SHORT PROBLEM:
Print all entries word for word.

*** EXCERPTED DATA

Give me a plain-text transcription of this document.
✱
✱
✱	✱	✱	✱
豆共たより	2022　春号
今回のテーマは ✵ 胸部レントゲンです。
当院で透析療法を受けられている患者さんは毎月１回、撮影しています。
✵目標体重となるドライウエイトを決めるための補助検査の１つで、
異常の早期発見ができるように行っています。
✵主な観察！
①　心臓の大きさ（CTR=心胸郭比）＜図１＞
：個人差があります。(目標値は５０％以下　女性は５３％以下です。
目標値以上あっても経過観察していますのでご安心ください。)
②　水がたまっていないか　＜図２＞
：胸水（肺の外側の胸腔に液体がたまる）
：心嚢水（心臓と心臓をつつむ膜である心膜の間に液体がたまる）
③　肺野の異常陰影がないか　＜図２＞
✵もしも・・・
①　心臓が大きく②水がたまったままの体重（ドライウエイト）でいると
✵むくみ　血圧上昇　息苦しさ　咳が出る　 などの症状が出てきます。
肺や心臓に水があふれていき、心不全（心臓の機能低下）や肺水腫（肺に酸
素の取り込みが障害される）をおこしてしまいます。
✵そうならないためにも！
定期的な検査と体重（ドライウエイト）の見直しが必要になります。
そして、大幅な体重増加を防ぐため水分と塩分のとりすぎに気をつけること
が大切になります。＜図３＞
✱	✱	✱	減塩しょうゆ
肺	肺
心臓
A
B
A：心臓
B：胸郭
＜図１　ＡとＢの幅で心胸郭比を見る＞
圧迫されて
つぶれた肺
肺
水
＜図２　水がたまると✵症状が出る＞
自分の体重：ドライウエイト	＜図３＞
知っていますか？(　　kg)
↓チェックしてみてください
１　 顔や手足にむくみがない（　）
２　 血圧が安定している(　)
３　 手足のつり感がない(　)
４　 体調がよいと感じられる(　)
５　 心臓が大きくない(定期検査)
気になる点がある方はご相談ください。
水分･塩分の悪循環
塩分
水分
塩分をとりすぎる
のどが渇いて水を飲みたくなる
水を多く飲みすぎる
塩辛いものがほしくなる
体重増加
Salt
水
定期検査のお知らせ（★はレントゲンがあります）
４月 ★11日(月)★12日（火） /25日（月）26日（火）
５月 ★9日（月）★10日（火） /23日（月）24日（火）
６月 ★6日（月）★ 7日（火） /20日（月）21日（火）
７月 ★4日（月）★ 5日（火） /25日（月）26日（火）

******

COMPLETE ANSWER:
Give me a plain-text transcription of this document.
✱
✱
✱	✱	✱	✱
豆共たより	2022　春号
今回のテーマは ✵ 胸部レントゲンです。
当院で透析療法を受けられている患者さんは毎月１回、撮影しています。
✵目標体重となるドライウエイトを決めるための補助検査の１つで、
異常の早期発見ができるように行っています。
✵主な観察！
①　心臓の大きさ（CTR=心胸郭比）＜図１＞
：個人差があります。(目標値は５０％以下　女性は５３％以下です。
目標値以上あっても経過観察していますのでご安心ください。)
②　水がたまっていないか　＜図２＞
：胸水（肺の外側の胸腔に液体がたまる）
：心嚢水（心臓と心臓をつつむ膜である心膜の間に液体がたまる）
③　肺野の異常陰影がないか　＜図２＞
✵もしも・・・
①　心臓が大きく②水がたまったままの体重（ドライウエイト）でいると
✵むくみ　血圧上昇　息苦しさ　咳が出る　 などの症状が出てきます。
肺や心臓に水があふれていき、心不全（心臓の機能低下）や肺水腫（肺に酸
素の取り込みが障害される）をおこしてしまいます。
✵そうならないためにも！
定期的な検査と体重（ドライウエイト）の見直しが必要になります。
そして、大幅な体重増加を防ぐため水分と塩分のとりすぎに気をつけること
が大切になります。＜図３＞
✱	✱	✱	減塩しょうゆ
肺	肺
心臓
A
B
A：心臓
B：胸郭
＜図１　ＡとＢの幅で心胸郭比を見る＞
圧迫されて
つぶれた肺
肺
水
＜図２　水がたまると✵症状が出る＞
自分の体重：ドライウエイト	＜図３＞
知っていますか？(　　kg)
↓チェックしてみてください
１　 顔や手足にむくみがない（　）
２　 血圧が安定している(　)
３　 手足のつり感がない(　)
４　 体調がよいと感じられる(　)
５　 心臓が大きくない(定期検査)
気になる点がある方はご相談ください。
水分･塩分の悪循環
塩分
水分
塩分をとりすぎる
のどが渇いて水を飲みたくなる
水を多く飲みすぎる
塩辛いものがほしくなる
体重増加
Salt
水
定期検査のお知らせ（★はレントゲンがあります）
４月 ★11日(月)★12日（火） /25日（月）26日（火）
５月 ★9日（月）★10日（火） /23日（月）24日（火）
６月 ★6日（月）★ 7日（火） /20日（月）21日（火）
７月 ★4日（月）★ 5日（火） /25日（月）26日（火）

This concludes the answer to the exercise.